** PROVIDED MATERIAL **
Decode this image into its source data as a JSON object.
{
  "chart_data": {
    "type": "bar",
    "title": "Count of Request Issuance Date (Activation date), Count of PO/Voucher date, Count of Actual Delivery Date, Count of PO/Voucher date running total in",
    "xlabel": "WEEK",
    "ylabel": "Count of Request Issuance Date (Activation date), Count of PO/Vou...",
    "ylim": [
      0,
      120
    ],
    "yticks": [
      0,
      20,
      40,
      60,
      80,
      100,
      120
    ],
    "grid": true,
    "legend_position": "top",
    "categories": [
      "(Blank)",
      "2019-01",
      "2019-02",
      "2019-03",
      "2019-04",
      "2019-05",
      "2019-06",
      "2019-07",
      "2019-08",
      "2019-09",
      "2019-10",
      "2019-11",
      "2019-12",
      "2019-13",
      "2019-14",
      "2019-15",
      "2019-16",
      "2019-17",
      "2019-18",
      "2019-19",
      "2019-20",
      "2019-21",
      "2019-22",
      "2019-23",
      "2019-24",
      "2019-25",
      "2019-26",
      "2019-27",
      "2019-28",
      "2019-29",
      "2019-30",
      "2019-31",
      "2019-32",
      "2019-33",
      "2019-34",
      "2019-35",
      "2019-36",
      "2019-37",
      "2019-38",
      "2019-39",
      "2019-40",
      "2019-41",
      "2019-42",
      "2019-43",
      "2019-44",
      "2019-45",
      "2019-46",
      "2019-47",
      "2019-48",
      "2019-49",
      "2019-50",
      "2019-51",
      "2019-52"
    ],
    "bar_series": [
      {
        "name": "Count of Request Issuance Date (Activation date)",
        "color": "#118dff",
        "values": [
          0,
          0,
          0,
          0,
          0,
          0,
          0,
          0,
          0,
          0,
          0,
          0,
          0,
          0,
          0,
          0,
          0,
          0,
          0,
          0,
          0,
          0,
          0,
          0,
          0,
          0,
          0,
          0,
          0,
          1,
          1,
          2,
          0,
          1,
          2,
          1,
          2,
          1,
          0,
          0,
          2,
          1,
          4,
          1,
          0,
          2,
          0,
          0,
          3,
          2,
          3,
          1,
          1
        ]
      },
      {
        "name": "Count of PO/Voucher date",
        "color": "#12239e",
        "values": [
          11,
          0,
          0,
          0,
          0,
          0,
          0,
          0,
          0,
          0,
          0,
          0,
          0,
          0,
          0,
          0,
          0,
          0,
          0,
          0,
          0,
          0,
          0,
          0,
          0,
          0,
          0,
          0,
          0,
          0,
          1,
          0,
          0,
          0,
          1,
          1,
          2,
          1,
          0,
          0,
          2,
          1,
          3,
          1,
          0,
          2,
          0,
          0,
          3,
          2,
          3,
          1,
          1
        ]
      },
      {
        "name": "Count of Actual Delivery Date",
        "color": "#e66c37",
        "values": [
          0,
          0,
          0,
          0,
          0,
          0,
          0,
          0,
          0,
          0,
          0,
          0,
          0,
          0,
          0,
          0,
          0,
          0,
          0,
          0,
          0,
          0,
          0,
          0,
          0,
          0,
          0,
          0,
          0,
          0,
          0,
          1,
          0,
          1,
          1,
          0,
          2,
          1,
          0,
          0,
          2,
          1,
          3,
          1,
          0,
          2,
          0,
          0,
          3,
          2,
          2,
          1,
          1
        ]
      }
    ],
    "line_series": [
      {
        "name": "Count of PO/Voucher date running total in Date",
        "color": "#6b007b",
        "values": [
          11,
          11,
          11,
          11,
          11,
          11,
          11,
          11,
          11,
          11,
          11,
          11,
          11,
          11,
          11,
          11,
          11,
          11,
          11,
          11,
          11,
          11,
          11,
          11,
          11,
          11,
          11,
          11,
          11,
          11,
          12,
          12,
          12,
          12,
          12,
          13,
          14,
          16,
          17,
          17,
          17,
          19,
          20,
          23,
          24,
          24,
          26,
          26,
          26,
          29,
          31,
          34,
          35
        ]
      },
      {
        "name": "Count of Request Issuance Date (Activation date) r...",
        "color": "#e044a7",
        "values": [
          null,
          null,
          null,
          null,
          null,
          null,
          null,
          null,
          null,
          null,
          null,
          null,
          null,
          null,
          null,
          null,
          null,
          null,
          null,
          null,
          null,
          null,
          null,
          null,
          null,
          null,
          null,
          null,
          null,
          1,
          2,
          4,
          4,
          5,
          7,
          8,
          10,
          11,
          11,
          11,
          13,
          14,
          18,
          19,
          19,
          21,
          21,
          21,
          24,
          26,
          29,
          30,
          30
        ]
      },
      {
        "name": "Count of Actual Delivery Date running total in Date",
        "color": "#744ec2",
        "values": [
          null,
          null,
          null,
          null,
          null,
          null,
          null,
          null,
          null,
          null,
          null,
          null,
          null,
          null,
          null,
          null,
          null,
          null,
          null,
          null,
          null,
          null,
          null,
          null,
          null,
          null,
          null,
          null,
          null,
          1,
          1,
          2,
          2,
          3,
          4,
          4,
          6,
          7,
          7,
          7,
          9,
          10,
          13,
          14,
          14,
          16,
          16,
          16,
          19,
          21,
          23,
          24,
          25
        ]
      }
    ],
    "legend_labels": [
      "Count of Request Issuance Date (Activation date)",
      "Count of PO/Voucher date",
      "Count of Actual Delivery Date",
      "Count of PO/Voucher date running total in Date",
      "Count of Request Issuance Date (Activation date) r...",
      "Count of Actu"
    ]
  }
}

** TASK REQUIREMENTS **
How many lines of these entries hold the string "Request"? Answer with the number alone.

** ANSWER **
6